## WRITTEN EXERCISE
All entries must be extracted exactly, with nothing added or dropped.

## DATASET RECORDS
————

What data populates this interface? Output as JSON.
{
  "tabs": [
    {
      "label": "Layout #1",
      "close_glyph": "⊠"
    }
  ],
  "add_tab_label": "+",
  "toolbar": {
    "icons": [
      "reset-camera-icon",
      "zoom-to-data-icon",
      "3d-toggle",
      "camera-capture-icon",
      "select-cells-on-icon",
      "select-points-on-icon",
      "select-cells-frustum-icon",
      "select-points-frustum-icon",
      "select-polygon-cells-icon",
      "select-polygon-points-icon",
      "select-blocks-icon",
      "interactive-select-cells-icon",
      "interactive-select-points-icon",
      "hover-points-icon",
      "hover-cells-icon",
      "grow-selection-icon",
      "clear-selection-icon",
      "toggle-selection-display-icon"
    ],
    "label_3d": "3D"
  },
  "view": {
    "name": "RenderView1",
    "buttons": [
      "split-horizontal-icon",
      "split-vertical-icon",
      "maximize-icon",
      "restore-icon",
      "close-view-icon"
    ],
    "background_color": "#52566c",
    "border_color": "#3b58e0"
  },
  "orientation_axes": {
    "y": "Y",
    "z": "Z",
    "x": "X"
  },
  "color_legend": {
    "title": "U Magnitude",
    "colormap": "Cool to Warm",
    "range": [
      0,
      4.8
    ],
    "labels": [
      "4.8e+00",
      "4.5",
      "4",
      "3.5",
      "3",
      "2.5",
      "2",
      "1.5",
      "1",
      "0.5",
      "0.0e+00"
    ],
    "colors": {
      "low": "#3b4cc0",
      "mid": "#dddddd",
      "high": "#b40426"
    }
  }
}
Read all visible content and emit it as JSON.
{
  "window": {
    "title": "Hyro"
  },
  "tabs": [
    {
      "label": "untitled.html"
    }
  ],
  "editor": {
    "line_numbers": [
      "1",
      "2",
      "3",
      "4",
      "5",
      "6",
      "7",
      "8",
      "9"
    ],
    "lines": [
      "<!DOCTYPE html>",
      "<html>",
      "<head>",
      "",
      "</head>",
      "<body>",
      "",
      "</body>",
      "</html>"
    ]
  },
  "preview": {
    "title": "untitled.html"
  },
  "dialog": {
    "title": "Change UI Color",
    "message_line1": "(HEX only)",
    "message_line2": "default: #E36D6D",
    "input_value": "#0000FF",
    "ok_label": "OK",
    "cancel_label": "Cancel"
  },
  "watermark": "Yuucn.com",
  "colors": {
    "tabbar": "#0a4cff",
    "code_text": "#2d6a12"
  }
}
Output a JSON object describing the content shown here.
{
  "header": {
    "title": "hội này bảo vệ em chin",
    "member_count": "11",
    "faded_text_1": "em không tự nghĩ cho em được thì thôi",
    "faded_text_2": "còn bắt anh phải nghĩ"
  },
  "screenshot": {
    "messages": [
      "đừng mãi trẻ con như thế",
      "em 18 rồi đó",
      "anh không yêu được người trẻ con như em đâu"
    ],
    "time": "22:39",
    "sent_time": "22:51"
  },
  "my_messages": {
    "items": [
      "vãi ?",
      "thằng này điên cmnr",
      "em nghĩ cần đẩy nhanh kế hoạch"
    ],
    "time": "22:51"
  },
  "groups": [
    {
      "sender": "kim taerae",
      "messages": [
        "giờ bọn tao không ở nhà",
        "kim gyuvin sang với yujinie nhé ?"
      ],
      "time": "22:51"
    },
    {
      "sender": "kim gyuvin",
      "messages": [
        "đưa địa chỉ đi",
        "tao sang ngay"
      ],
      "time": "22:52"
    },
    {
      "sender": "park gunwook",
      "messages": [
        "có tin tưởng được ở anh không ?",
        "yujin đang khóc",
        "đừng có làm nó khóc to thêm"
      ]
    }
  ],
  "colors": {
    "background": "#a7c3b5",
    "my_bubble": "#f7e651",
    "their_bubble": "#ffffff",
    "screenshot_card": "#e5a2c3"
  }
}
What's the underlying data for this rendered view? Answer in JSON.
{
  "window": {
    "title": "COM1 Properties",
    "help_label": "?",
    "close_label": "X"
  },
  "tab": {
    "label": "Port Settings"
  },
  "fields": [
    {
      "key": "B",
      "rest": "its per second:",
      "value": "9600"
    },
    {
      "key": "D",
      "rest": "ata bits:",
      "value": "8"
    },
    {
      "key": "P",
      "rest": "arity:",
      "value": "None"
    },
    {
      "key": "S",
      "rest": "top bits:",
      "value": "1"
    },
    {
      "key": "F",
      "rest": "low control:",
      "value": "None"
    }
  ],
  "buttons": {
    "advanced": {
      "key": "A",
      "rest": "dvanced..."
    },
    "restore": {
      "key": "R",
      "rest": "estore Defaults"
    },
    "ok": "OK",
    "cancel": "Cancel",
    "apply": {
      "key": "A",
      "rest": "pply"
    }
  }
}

————

## EXERCISE RESULT
What data populates this interface? Output as JSON.
{
  "tabs": [
    {
      "label": "Layout #1",
      "close_glyph": "⊠"
    }
  ],
  "add_tab_label": "+",
  "toolbar": {
    "icons": [
      "reset-camera-icon",
      "zoom-to-data-icon",
      "3d-toggle",
      "camera-capture-icon",
      "select-cells-on-icon",
      "select-points-on-icon",
      "select-cells-frustum-icon",
      "select-points-frustum-icon",
      "select-polygon-cells-icon",
      "select-polygon-points-icon",
      "select-blocks-icon",
      "interactive-select-cells-icon",
      "interactive-select-points-icon",
      "hover-points-icon",
      "hover-cells-icon",
      "grow-selection-icon",
      "clear-selection-icon",
      "toggle-selection-display-icon"
    ],
    "label_3d": "3D"
  },
  "view": {
    "name": "RenderView1",
    "buttons": [
      "split-horizontal-icon",
      "split-vertical-icon",
      "maximize-icon",
      "restore-icon",
      "close-view-icon"
    ],
    "background_color": "#52566c",
    "border_color": "#3b58e0"
  },
  "orientation_axes": {
    "y": "Y",
    "z": "Z",
    "x": "X"
  },
  "color_legend": {
    "title": "U Magnitude",
    "colormap": "Cool to Warm",
    "range": [
      0,
      4.8
    ],
    "labels": [
      "4.8e+00",
      "4.5",
      "4",
      "3.5",
      "3",
      "2.5",
      "2",
      "1.5",
      "1",
      "0.5",
      "0.0e+00"
    ],
    "colors": {
      "low": "#3b4cc0",
      "mid": "#dddddd",
      "high": "#b40426"
    }
  }
}
Read all visible content and emit it as JSON.
{
  "window": {
    "title": "Hyro"
  },
  "tabs": [
    {
      "label": "untitled.html"
    }
  ],
  "editor": {
    "line_numbers": [
      "1",
      "2",
      "3",
      "4",
      "5",
      "6",
      "7",
      "8",
      "9"
    ],
    "lines": [
      "<!DOCTYPE html>",
      "<html>",
      "<head>",
      "",
      "</head>",
      "<body>",
      "",
      "</body>",
      "</html>"
    ]
  },
  "preview": {
    "title": "untitled.html"
  },
  "dialog": {
    "title": "Change UI Color",
    "message_line1": "(HEX only)",
    "message_line2": "default: #E36D6D",
    "input_value": "#0000FF",
    "ok_label": "OK",
    "cancel_label": "Cancel"
  },
  "watermark": "Yuucn.com",
  "colors": {
    "tabbar": "#0a4cff",
    "code_text": "#2d6a12"
  }
}
Output a JSON object describing the content shown here.
{
  "header": {
    "title": "hội này bảo vệ em chin",
    "member_count": "11",
    "faded_text_1": "em không tự nghĩ cho em được thì thôi",
    "faded_text_2": "còn bắt anh phải nghĩ"
  },
  "screenshot": {
    "messages": [
      "đừng mãi trẻ con như thế",
      "em 18 rồi đó",
      "anh không yêu được người trẻ con như em đâu"
    ],
    "time": "22:39",
    "sent_time": "22:51"
  },
  "my_messages": {
    "items": [
      "vãi ?",
      "thằng này điên cmnr",
      "em nghĩ cần đẩy nhanh kế hoạch"
    ],
    "time": "22:51"
  },
  "groups": [
    {
      "sender": "kim taerae",
      "messages": [
        "giờ bọn tao không ở nhà",
        "kim gyuvin sang với yujinie nhé ?"
      ],
      "time": "22:51"
    },
    {
      "sender": "kim gyuvin",
      "messages": [
        "đưa địa chỉ đi",
        "tao sang ngay"
      ],
      "time": "22:52"
    },
    {
      "sender": "park gunwook",
      "messages": [
        "có tin tưởng được ở anh không ?",
        "yujin đang khóc",
        "đừng có làm nó khóc to thêm"
      ]
    }
  ],
  "colors": {
    "background": "#a7c3b5",
    "my_bubble": "#f7e651",
    "their_bubble": "#ffffff",
    "screenshot_card": "#e5a2c3"
  }
}
What's the underlying data for this rendered view? Answer in JSON.
{
  "window": {
    "title": "COM1 Properties",
    "help_label": "?",
    "close_label": "X"
  },
  "tab": {
    "label": "Port Settings"
  },
  "fields": [
    {
      "key": "B",
      "rest": "its per second:",
      "value": "9600"
    },
    {
      "key": "D",
      "rest": "ata bits:",
      "value": "8"
    },
    {
      "key": "P",
      "rest": "arity:",
      "value": "None"
    },
    {
      "key": "S",
      "rest": "top bits:",
      "value": "1"
    },
    {
      "key": "F",
      "rest": "low control:",
      "value": "None"
    }
  ],
  "buttons": {
    "advanced": {
      "key": "A",
      "rest": "dvanced..."
    },
    "restore": {
      "key": "R",
      "rest": "estore Defaults"
    },
    "ok": "OK",
    "cancel": "Cancel",
    "apply": {
      "key": "A",
      "rest": "pply"
    }
  }
}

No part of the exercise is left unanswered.